----- TEXTO PARA ANÁLISE -----

A hipocrisia de criminalizar o aborto

Reis Frede

06/12/2016

 

 

Enquanto cerca de 800 mil mulheres interrompem a gravidez todos os anos, milhares de famílias aguardam nas intermináveis filas de adoção em busca da realização do sonho de ter um filho: este é o retrato de um país insuflado de contradições chamado Brasil.

Ao criminalizar ambas as práticas, o aborto e a adoção direta, o Estado brasileiro, em uma absurda soma de ignorância e autoritarismo, gasta mais de 140 milhões de reais por ano em internações no SUS por conta de complicações médicas decorrentes de abortos clandestinos, ao mesmo tempo em que frustra casais que se dividem entre gastar milhares de reais em clínicas de fertilização humana ou em morosos, burocráticos e mesmo cruéis procedimentos de adoção em que há muito mais candidatos do que crianças aptas para tanto.

É cediço concluir que a construção de uma sociedade que se pretende verdadeiramente democrática não pode simplesmente “criminalizar” um desejo legítimo de não ter filhos, até porque a singela proibição não possui a plena efetividade de evitar a prática, como bem demonstram os assustadores números envolvidos: apenas entre 2004 e 2013, cerca de nove milhões de mulheres interromperam a gestação no Brasil, conforme dados da Organização Pan-Americana de Saúde.

Vale ressaltar que a atual proibição penaliza, sobretudo, a mulher de baixa renda, que realiza o procedimento em condições sanitárias péssimas, colocando, em última análise, sua vida e sua saúde em risco.

A própria Suprema Corte, em inédita e recente decisão, da relatoria do ministro Luís Roberto Barroso, que tem se notabilizado pelo seu extraordinário amadurecimento humanístico, entendeu que a prática do aborto, até o terceiro mês de gestação, não é crime, a exemplo de praticamente todas as legislações dos países democráticos desenvolvidos — como os EUA, a Alemanha, o Reino Unido, o Canadá, a França, a Itália, a Espanha, a Holanda, a Austrália e Portugal —, na exata medida que viola os direitos fundamentais da mulher, além de afrontar o princípio da proporcionalidade.

----- EXTRATO DE DADOS -----

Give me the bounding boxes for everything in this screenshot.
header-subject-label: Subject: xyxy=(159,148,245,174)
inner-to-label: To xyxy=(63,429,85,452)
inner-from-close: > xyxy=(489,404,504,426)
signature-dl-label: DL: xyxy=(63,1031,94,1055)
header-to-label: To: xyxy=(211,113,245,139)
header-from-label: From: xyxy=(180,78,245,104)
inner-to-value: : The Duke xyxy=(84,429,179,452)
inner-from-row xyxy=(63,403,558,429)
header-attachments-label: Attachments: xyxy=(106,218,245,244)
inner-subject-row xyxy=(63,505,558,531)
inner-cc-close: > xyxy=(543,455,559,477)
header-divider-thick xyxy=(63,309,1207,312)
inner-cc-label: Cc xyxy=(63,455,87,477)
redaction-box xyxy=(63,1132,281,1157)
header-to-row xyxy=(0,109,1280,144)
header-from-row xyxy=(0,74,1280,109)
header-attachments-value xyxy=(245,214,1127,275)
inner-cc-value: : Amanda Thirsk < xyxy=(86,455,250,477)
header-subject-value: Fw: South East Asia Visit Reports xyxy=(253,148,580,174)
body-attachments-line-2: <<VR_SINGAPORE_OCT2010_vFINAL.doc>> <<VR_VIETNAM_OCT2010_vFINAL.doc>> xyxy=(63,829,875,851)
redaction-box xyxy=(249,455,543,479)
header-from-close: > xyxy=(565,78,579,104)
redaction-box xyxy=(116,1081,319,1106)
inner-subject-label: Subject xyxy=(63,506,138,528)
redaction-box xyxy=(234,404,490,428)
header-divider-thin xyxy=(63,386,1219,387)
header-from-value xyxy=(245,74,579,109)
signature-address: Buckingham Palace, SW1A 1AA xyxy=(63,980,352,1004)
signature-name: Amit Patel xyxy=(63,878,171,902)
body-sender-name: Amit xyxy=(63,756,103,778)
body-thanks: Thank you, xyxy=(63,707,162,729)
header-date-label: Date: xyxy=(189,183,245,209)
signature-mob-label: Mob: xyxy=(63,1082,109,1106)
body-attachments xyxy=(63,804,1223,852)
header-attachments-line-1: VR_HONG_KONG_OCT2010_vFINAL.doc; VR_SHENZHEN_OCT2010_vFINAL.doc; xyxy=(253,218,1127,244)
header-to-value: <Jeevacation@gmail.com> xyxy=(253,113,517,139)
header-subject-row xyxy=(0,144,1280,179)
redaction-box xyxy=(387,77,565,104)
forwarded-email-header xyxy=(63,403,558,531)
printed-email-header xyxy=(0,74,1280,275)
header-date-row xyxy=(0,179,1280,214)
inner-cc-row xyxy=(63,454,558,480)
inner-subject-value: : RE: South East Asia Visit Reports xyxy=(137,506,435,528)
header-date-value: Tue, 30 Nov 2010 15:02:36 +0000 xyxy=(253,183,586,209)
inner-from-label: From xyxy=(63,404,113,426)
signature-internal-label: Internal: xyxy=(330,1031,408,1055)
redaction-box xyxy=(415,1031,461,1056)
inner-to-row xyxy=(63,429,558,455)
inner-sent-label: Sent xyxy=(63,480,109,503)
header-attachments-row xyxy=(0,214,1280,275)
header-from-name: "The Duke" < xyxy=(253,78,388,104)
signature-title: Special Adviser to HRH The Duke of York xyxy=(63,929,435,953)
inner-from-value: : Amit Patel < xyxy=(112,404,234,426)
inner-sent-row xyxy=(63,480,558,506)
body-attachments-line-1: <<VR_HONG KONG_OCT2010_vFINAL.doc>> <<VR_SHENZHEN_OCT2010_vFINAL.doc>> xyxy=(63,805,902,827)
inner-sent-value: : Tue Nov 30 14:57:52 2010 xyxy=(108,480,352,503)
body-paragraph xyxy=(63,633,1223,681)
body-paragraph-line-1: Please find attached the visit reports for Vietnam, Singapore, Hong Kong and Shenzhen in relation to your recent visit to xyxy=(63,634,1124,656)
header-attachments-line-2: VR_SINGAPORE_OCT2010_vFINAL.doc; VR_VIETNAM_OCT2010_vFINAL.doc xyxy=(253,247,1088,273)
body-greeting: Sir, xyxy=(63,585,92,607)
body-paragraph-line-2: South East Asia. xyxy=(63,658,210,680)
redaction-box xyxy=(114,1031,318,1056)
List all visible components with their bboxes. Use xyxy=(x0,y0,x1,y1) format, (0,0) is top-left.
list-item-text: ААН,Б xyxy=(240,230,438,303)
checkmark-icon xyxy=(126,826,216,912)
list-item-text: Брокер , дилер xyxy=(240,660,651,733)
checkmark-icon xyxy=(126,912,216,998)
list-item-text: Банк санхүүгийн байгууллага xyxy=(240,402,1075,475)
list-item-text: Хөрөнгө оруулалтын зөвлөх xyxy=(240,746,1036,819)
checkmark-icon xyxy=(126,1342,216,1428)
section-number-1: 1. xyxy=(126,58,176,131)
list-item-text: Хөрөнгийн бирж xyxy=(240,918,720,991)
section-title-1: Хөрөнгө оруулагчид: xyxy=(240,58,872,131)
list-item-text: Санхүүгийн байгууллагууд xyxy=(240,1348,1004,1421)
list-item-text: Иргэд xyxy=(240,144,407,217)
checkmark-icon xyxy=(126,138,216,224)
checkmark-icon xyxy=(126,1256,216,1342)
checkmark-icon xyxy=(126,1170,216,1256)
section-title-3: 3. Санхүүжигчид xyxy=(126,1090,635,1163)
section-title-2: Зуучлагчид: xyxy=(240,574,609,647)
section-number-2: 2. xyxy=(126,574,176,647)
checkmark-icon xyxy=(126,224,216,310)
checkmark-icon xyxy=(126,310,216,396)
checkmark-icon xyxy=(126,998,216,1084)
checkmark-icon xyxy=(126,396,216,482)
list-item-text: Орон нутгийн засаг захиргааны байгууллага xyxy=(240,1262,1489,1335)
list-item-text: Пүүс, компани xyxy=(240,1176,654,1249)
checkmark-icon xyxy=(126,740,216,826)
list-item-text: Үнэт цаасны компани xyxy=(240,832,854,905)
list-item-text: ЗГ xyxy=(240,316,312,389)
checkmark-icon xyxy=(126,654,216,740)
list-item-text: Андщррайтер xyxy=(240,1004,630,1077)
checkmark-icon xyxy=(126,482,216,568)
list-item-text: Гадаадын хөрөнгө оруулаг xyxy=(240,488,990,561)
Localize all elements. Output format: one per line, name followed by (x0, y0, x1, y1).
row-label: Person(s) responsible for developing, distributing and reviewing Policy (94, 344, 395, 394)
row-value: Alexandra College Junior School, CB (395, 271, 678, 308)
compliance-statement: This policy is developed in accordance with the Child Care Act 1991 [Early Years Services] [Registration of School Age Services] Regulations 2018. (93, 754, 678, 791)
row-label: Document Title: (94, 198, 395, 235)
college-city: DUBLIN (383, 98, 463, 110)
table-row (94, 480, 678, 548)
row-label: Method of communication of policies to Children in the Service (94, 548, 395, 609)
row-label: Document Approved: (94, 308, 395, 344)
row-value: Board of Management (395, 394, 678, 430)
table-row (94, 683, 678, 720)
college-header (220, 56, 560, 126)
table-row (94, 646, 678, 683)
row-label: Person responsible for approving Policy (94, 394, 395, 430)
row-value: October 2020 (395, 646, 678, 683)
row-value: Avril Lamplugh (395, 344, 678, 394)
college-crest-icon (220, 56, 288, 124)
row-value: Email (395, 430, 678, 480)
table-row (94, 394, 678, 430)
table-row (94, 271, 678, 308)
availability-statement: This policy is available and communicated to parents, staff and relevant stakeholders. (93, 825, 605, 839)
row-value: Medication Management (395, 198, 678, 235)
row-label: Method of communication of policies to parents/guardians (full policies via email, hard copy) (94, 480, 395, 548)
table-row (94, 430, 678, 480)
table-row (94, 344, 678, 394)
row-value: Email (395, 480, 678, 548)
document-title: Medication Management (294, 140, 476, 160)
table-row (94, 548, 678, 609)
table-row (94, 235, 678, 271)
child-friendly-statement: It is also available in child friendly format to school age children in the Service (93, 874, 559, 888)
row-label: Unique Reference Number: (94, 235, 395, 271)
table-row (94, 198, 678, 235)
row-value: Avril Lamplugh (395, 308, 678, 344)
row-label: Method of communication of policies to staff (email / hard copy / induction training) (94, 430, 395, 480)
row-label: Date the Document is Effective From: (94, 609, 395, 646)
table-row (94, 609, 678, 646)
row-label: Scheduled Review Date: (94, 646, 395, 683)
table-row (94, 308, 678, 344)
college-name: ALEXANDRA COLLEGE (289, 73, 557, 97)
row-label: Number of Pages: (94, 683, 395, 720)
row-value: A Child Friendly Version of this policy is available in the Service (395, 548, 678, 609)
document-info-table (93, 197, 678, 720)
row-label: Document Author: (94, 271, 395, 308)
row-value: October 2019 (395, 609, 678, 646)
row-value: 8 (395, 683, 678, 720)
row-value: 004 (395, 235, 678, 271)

-----

* **TAREFAS PROPOSTAS**
A: De acordo com o texto sobre a criminalização do aborto, por que uma sociedade que se pretende democrática não pode simplesmente "criminalizar" o desejo de não ter filhos? Explique em uma a três frases.
B: Segundo o texto sobre a criminalização do aborto, quanto o Estado brasileiro gasta por ano em internações no SUS por complicações de abortos clandestinos?
As linhas provêm de outra fonte.

* **LISTA DE RESPOSTAS**
A: Porque a simples proibição não tem plena efetividade para evitar a prática. Isso se vê nos números: só entre 2004 e 2013, cerca de nove milhões de mulheres interromperam a gestação no Brasil, segundo dados da Organização Pan-Americana de Saúde.

B: Mais de 140 milhões de reais por ano.